== PROBLEM STATEMENT ==
Below is a listing. Gather each line of it that contains "发布要求".

== RECORDS ==
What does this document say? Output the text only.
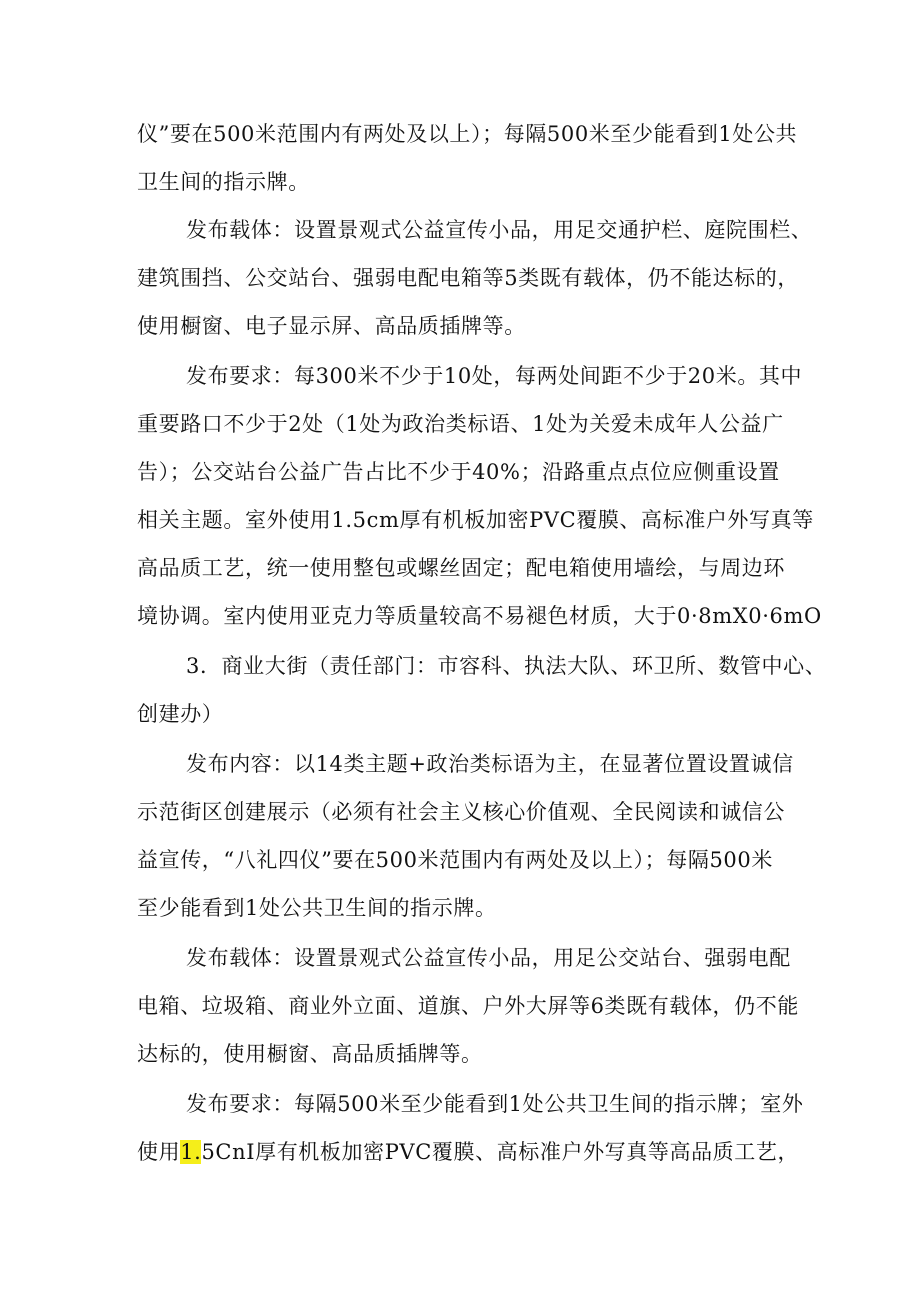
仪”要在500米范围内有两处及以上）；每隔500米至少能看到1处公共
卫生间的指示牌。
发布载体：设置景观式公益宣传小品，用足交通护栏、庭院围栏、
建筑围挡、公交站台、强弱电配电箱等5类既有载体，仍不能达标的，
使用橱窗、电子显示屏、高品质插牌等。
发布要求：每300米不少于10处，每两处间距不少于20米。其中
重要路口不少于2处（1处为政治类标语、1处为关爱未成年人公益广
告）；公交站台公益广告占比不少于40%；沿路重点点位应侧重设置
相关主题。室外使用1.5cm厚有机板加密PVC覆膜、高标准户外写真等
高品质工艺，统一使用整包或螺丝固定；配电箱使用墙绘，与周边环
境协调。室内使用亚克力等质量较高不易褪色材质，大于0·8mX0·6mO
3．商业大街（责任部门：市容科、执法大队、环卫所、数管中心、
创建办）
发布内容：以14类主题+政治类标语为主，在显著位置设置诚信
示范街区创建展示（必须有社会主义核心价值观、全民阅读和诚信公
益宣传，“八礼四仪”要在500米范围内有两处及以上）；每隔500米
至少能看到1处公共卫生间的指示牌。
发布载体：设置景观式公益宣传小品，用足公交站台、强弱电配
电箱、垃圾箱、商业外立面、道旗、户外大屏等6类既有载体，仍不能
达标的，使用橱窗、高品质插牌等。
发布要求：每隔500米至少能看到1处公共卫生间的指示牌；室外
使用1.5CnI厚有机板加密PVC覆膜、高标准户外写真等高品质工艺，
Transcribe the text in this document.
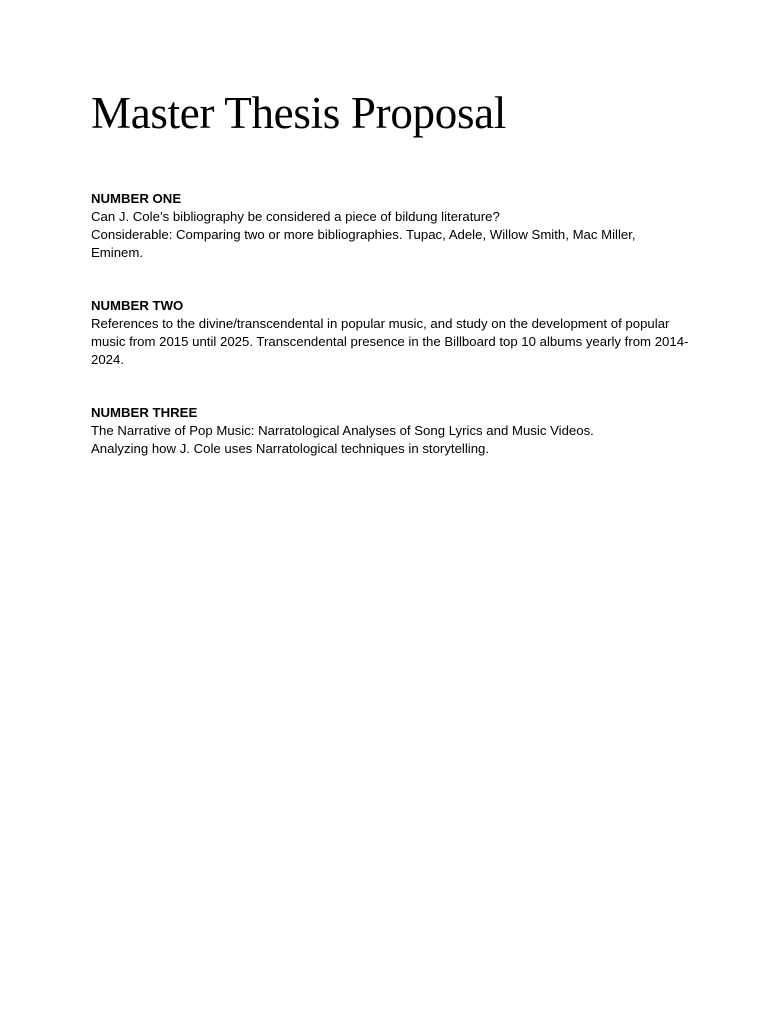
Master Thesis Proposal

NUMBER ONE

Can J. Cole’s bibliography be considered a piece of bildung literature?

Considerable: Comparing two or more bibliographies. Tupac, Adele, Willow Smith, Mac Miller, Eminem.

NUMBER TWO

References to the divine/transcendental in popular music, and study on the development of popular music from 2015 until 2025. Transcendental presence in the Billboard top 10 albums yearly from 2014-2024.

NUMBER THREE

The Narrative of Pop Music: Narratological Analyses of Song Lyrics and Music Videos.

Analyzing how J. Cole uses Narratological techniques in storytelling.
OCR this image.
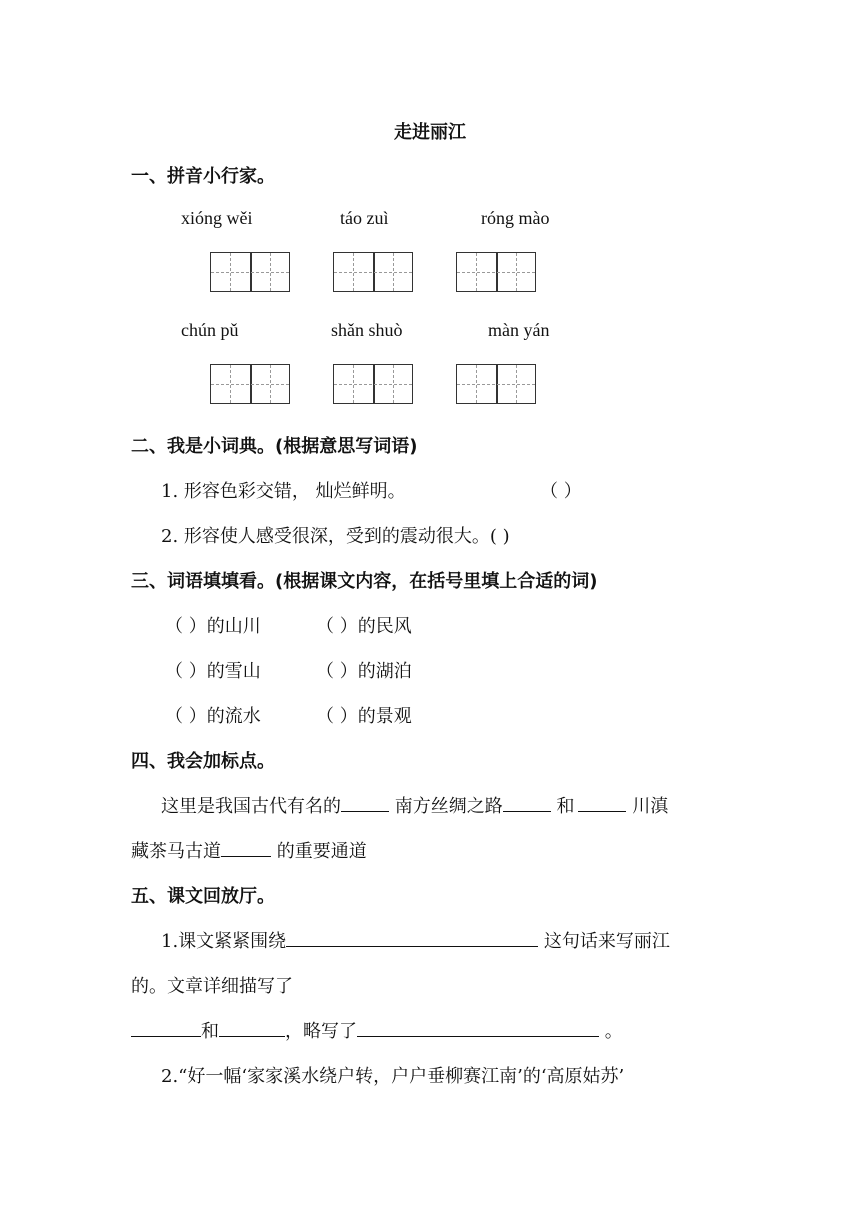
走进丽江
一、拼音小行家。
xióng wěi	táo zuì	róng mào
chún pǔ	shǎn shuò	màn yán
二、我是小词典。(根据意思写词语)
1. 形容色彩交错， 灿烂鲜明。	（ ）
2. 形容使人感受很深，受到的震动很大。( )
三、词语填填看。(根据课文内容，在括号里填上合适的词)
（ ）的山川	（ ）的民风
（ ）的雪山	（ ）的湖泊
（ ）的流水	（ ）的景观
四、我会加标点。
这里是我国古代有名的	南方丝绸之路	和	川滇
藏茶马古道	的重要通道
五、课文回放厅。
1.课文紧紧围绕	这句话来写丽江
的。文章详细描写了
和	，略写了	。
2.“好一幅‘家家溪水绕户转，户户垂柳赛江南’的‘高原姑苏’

== THE OUTPUT ==
发布要求：每300米不少于10处，每两处间距不少于20米。其中
发布要求：每隔500米至少能看到1处公共卫生间的指示牌；室外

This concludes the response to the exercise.